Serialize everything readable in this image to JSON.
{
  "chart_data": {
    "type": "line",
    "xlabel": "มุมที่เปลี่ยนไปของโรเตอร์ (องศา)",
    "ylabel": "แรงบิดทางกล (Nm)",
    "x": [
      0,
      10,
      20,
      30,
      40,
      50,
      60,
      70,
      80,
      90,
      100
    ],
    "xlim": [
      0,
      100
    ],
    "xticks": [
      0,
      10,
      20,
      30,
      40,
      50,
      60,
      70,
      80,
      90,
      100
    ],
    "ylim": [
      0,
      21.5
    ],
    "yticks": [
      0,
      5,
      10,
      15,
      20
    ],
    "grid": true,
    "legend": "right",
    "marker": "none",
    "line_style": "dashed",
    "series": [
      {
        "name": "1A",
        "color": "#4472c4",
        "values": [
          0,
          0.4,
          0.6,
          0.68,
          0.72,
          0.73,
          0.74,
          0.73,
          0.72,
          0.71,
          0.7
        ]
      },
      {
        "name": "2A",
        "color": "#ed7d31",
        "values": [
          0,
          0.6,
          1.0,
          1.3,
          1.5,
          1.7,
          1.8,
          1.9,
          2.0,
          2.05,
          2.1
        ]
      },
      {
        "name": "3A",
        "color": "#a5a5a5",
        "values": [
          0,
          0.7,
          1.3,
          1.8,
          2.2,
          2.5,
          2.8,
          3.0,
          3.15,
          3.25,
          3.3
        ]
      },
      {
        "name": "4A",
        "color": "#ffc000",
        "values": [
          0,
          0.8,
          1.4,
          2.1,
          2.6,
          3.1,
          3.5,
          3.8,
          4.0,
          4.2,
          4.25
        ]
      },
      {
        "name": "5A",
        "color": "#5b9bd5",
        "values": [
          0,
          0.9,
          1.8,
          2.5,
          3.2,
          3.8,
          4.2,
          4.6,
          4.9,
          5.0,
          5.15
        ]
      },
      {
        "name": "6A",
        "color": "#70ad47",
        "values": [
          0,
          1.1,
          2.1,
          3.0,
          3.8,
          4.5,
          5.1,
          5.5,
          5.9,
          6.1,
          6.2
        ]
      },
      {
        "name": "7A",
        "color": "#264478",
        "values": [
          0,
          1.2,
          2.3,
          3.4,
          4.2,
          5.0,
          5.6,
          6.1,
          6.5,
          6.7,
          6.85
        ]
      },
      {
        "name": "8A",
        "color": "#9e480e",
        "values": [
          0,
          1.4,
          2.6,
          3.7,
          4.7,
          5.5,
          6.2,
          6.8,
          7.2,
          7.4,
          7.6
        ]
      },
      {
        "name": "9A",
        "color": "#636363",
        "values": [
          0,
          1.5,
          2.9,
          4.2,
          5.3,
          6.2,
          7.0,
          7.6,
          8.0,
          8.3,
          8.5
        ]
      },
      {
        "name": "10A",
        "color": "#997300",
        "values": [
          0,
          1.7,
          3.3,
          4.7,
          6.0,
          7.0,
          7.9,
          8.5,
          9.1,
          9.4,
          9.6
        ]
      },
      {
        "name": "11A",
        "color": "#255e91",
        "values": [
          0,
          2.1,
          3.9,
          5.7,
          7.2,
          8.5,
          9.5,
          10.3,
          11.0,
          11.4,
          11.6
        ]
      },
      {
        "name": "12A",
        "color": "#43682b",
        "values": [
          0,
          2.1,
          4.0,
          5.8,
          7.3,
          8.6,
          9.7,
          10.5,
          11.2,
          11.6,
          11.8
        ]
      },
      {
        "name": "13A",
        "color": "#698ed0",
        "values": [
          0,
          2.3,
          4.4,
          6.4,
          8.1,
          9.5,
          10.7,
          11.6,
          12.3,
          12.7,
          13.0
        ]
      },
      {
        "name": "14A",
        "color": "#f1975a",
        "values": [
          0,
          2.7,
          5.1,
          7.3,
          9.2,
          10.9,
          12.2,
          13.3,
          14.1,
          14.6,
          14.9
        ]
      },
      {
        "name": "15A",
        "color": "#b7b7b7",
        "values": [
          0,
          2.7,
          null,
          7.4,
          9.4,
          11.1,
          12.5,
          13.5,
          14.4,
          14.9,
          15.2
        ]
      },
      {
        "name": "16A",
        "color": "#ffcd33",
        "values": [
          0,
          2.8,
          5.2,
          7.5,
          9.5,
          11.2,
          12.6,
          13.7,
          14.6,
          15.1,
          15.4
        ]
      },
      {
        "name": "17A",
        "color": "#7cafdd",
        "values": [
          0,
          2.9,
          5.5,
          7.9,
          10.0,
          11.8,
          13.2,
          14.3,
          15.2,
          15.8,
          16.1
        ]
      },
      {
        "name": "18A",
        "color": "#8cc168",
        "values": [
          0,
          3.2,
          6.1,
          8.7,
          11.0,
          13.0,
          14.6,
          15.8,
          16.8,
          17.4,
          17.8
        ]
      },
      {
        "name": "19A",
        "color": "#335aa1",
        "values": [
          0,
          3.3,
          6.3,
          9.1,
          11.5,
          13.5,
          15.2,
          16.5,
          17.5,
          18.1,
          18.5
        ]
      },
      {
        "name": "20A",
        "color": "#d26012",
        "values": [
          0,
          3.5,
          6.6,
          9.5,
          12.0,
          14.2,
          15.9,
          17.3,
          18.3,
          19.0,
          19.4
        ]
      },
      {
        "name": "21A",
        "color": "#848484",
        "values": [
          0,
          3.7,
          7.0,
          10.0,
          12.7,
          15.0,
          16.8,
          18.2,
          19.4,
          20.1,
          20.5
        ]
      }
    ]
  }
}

## EXERCISE INSTRUCTIONS
Output every line above without altering anything.

## FINAL RESULT
Serialize everything readable in this image to JSON.
{
  "chart_data": {
    "type": "line",
    "xlabel": "มุมที่เปลี่ยนไปของโรเตอร์ (องศา)",
    "ylabel": "แรงบิดทางกล (Nm)",
    "x": [
      0,
      10,
      20,
      30,
      40,
      50,
      60,
      70,
      80,
      90,
      100
    ],
    "xlim": [
      0,
      100
    ],
    "xticks": [
      0,
      10,
      20,
      30,
      40,
      50,
      60,
      70,
      80,
      90,
      100
    ],
    "ylim": [
      0,
      21.5
    ],
    "yticks": [
      0,
      5,
      10,
      15,
      20
    ],
    "grid": true,
    "legend": "right",
    "marker": "none",
    "line_style": "dashed",
    "series": [
      {
        "name": "1A",
        "color": "#4472c4",
        "values": [
          0,
          0.4,
          0.6,
          0.68,
          0.72,
          0.73,
          0.74,
          0.73,
          0.72,
          0.71,
          0.7
        ]
      },
      {
        "name": "2A",
        "color": "#ed7d31",
        "values": [
          0,
          0.6,
          1.0,
          1.3,
          1.5,
          1.7,
          1.8,
          1.9,
          2.0,
          2.05,
          2.1
        ]
      },
      {
        "name": "3A",
        "color": "#a5a5a5",
        "values": [
          0,
          0.7,
          1.3,
          1.8,
          2.2,
          2.5,
          2.8,
          3.0,
          3.15,
          3.25,
          3.3
        ]
      },
      {
        "name": "4A",
        "color": "#ffc000",
        "values": [
          0,
          0.8,
          1.4,
          2.1,
          2.6,
          3.1,
          3.5,
          3.8,
          4.0,
          4.2,
          4.25
        ]
      },
      {
        "name": "5A",
        "color": "#5b9bd5",
        "values": [
          0,
          0.9,
          1.8,
          2.5,
          3.2,
          3.8,
          4.2,
          4.6,
          4.9,
          5.0,
          5.15
        ]
      },
      {
        "name": "6A",
        "color": "#70ad47",
        "values": [
          0,
          1.1,
          2.1,
          3.0,
          3.8,
          4.5,
          5.1,
          5.5,
          5.9,
          6.1,
          6.2
        ]
      },
      {
        "name": "7A",
        "color": "#264478",
        "values": [
          0,
          1.2,
          2.3,
          3.4,
          4.2,
          5.0,
          5.6,
          6.1,
          6.5,
          6.7,
          6.85
        ]
      },
      {
        "name": "8A",
        "color": "#9e480e",
        "values": [
          0,
          1.4,
          2.6,
          3.7,
          4.7,
          5.5,
          6.2,
          6.8,
          7.2,
          7.4,
          7.6
        ]
      },
      {
        "name": "9A",
        "color": "#636363",
        "values": [
          0,
          1.5,
          2.9,
          4.2,
          5.3,
          6.2,
          7.0,
          7.6,
          8.0,
          8.3,
          8.5
        ]
      },
      {
        "name": "10A",
        "color": "#997300",
        "values": [
          0,
          1.7,
          3.3,
          4.7,
          6.0,
          7.0,
          7.9,
          8.5,
          9.1,
          9.4,
          9.6
        ]
      },
      {
        "name": "11A",
        "color": "#255e91",
        "values": [
          0,
          2.1,
          3.9,
          5.7,
          7.2,
          8.5,
          9.5,
          10.3,
          11.0,
          11.4,
          11.6
        ]
      },
      {
        "name": "12A",
        "color": "#43682b",
        "values": [
          0,
          2.1,
          4.0,
          5.8,
          7.3,
          8.6,
          9.7,
          10.5,
          11.2,
          11.6,
          11.8
        ]
      },
      {
        "name": "13A",
        "color": "#698ed0",
        "values": [
          0,
          2.3,
          4.4,
          6.4,
          8.1,
          9.5,
          10.7,
          11.6,
          12.3,
          12.7,
          13.0
        ]
      },
      {
        "name": "14A",
        "color": "#f1975a",
        "values": [
          0,
          2.7,
          5.1,
          7.3,
          9.2,
          10.9,
          12.2,
          13.3,
          14.1,
          14.6,
          14.9
        ]
      },
      {
        "name": "15A",
        "color": "#b7b7b7",
        "values": [
          0,
          2.7,
          null,
          7.4,
          9.4,
          11.1,
          12.5,
          13.5,
          14.4,
          14.9,
          15.2
        ]
      },
      {
        "name": "16A",
        "color": "#ffcd33",
        "values": [
          0,
          2.8,
          5.2,
          7.5,
          9.5,
          11.2,
          12.6,
          13.7,
          14.6,
          15.1,
          15.4
        ]
      },
      {
        "name": "17A",
        "color": "#7cafdd",
        "values": [
          0,
          2.9,
          5.5,
          7.9,
          10.0,
          11.8,
          13.2,
          14.3,
          15.2,
          15.8,
          16.1
        ]
      },
      {
        "name": "18A",
        "color": "#8cc168",
        "values": [
          0,
          3.2,
          6.1,
          8.7,
          11.0,
          13.0,
          14.6,
          15.8,
          16.8,
          17.4,
          17.8
        ]
      },
      {
        "name": "19A",
        "color": "#335aa1",
        "values": [
          0,
          3.3,
          6.3,
          9.1,
          11.5,
          13.5,
          15.2,
          16.5,
          17.5,
          18.1,
          18.5
        ]
      },
      {
        "name": "20A",
        "color": "#d26012",
        "values": [
          0,
          3.5,
          6.6,
          9.5,
          12.0,
          14.2,
          15.9,
          17.3,
          18.3,
          19.0,
          19.4
        ]
      },
      {
        "name": "21A",
        "color": "#848484",
        "values": [
          0,
          3.7,
          7.0,
          10.0,
          12.7,
          15.0,
          16.8,
          18.2,
          19.4,
          20.1,
          20.5
        ]
      }
    ]
  }
}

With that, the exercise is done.